§ **Documento**
* * * *
Based on the series of Picasso's last 156 engravings, this article aims to emphasize the political artist and his most intimate memories, recorded in the series. In it, Picasso presents the pleasure of mystery, considering engraving a privileged art to which he willingly trusted his most intimate thoughts about politics, artistic freedom and independence.

Introdução

O que é que você acredita que seja um artista? Um imbecil que só tem olhos, se for pintor; ouvidos, se for músico; ou uma lira em todos os andares do coração, se for poeta; ou, mesmo, se for boxeur, somente músculos? Muito pelo contrário. O artista é, basicamente, um ser político, constantemente alerta perante os dilacerantes, ardentes ou doces acontecimentos do mundo, moldando-se inteiramente à sua imagem. Como seria possível desinteressar-se dos outros homens, e em virtude de que uma vida que eles nos trazem tão abundantemente? Não, a pintura não foi feita para decorar as habitações. É um instrumento de guerra, ofensivo e defensivo, contra o inimigo”. (PICASSO em JONIO, 1972 ).

A função da Arte é fugaz como a função do sagrado, que é ao mesmo tempo uma necessidade necessária para o nosso eu interior.

Na verdade, uma obra de arte é por si uma criação de laços. Laços que proliferam a capacidade de expor questões políticas, questões subjetivas.

“O artista que vive e trabalha de acordo com seus valores não pode e não deve ficar indiferente aos conflitos internos onde os valores mais importantes da humanidade e da civilização estão em risco” (PICASSO em JONIO, 1972).

O artista deve e pode pintar uma obra a partir do seu sentimento, ou apenas as imagens que o atraem como indivíduo, mas, ele tem que ser mais, tem que expor sua época, seus conflitos políticos, seus conflitos sociais, tudo isso é essencial para a arte. O artista na essência é puro sentimento em relação ao mundo que vive, além de suas relações pessoais, familiares, amorosas, sociais e políticas. O artista é como um arquivo que guarda e repassa as informações, acontecimentos e fatos que estão em curso em nossa sociedade, expressando cada um de sua maneira.
* * * *
§ **Dados brutos**
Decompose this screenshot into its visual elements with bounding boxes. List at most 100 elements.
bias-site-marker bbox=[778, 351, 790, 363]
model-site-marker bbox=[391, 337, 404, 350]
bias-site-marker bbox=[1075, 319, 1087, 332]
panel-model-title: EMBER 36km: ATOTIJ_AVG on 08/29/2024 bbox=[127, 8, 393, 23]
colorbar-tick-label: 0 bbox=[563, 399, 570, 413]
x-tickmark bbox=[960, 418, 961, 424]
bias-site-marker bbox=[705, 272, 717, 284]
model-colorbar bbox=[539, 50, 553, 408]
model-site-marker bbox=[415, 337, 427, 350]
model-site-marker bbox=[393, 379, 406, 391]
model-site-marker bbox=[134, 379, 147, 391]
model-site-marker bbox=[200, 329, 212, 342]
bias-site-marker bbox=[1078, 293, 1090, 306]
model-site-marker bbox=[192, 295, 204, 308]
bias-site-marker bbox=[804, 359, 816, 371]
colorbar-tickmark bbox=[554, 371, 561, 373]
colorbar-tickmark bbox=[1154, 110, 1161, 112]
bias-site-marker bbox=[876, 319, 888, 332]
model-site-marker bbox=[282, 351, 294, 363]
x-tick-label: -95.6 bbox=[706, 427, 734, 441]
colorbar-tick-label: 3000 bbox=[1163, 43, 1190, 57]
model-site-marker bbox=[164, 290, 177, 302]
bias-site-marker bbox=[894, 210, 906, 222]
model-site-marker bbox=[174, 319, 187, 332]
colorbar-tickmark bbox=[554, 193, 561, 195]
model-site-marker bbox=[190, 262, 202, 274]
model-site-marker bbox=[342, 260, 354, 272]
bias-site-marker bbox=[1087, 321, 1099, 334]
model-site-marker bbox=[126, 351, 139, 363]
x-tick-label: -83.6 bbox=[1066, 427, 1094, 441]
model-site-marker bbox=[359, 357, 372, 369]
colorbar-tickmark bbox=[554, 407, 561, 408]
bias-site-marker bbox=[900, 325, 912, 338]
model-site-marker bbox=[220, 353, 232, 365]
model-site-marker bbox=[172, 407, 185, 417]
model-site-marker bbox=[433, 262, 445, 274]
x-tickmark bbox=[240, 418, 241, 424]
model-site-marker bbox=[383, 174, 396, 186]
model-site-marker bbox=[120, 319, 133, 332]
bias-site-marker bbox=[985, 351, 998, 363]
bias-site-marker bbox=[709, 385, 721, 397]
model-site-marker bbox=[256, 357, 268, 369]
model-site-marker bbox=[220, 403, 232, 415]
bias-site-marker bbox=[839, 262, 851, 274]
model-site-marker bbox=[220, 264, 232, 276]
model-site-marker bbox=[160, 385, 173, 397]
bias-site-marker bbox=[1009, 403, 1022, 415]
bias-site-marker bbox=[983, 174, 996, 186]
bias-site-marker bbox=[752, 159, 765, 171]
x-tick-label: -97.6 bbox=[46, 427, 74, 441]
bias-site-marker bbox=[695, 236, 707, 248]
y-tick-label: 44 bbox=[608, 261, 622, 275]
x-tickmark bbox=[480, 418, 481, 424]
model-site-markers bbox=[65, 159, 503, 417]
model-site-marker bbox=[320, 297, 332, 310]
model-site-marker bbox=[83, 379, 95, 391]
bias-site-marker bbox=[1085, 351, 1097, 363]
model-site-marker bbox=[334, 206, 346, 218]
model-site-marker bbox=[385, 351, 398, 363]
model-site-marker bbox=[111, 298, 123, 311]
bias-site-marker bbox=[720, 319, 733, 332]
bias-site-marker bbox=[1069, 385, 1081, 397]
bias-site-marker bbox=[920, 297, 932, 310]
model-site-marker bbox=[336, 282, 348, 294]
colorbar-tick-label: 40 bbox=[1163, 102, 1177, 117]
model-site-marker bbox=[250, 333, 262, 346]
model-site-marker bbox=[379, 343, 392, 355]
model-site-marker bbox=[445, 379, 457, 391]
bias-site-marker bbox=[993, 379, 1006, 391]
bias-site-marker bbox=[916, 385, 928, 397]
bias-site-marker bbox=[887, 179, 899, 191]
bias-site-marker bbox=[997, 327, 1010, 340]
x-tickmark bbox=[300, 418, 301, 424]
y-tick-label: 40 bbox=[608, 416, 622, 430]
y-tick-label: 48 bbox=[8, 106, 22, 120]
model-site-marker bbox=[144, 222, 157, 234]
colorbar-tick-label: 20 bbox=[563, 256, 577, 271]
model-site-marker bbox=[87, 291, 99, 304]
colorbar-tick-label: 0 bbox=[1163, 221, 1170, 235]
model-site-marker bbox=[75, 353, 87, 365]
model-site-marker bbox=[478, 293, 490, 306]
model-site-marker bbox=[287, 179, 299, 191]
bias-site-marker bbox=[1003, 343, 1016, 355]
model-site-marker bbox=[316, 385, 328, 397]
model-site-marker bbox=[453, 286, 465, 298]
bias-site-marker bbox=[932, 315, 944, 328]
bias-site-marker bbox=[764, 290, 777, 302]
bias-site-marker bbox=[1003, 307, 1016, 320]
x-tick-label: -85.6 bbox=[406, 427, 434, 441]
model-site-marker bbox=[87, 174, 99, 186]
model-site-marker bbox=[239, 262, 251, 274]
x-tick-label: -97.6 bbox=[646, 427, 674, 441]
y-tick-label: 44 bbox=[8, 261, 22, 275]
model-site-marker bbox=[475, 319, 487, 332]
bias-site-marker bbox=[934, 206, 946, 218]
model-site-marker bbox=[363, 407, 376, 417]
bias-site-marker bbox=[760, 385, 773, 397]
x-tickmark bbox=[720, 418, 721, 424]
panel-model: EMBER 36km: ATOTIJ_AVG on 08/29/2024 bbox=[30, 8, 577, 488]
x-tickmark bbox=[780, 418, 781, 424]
* * * *
§ **Objetivo**
No texto sobre Picasso e a arte política, reescreva o trecho que começa nas palavras "A função da" e termina depois de "em JONIO, 1972).", trocando "valores" por "princípios". As entradas não têm papel nenhum aqui.

§ **Resposta**
A função da Arte é fugaz como a função do sagrado, que é ao mesmo tempo uma necessidade necessária para o nosso eu interior.

Na verdade, uma obra de arte é por si uma criação de laços. Laços que proliferam a capacidade de expor questões políticas, questões subjetivas.

“O artista que vive e trabalha de acordo com seus princípios não pode e não deve ficar indiferente aos conflitos internos onde os princípios mais importantes da humanidade e da civilização estão em risco” (PICASSO em JONIO, 1972).